> [WHAT TO DO]:
Across the entries, how many lines have the string "ангидрида" in them? Reply with only a number.

> [PROVIDED DATA]:
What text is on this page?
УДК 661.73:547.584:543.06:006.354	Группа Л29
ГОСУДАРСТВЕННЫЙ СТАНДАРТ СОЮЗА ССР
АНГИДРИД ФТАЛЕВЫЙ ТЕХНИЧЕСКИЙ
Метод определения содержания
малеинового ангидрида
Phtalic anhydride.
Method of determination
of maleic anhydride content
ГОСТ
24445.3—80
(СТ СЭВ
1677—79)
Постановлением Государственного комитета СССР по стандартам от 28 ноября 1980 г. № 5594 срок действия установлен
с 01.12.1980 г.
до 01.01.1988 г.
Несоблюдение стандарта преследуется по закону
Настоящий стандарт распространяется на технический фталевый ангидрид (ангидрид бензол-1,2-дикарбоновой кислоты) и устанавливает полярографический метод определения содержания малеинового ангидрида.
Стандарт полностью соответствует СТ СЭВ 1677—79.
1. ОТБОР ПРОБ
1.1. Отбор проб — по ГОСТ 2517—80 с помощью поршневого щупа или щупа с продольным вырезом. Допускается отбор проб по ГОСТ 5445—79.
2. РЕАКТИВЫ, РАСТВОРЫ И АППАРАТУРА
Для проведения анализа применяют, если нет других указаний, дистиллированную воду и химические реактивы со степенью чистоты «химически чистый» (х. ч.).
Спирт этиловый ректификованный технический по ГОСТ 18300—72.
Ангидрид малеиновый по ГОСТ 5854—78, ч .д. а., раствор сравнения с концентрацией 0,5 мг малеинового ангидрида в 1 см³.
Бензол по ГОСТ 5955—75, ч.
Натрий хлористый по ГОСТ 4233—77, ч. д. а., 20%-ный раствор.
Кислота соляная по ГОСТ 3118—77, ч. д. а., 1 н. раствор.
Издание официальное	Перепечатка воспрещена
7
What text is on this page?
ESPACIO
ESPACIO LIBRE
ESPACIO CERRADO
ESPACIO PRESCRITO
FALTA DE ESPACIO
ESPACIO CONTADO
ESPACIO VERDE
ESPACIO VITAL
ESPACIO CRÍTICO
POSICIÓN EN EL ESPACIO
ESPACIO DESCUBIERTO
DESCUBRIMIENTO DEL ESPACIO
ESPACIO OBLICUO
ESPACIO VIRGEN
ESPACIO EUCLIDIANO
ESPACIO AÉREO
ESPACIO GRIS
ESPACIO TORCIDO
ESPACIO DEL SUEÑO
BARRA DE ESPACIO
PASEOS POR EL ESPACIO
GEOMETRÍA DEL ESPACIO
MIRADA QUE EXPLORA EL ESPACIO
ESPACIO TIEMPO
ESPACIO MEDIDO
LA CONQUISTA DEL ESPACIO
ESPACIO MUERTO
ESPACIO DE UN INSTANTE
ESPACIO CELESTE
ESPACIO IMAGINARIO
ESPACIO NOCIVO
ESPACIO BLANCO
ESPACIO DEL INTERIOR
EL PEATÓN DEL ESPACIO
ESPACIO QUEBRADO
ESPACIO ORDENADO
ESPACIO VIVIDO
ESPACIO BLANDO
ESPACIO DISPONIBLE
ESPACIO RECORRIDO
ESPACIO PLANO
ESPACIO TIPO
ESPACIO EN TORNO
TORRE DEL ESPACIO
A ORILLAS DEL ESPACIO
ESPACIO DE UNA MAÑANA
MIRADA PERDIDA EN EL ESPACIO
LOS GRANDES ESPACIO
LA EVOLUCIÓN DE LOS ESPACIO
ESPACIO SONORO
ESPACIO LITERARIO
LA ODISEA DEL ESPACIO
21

> [PROBLEM SOLUTION]:
3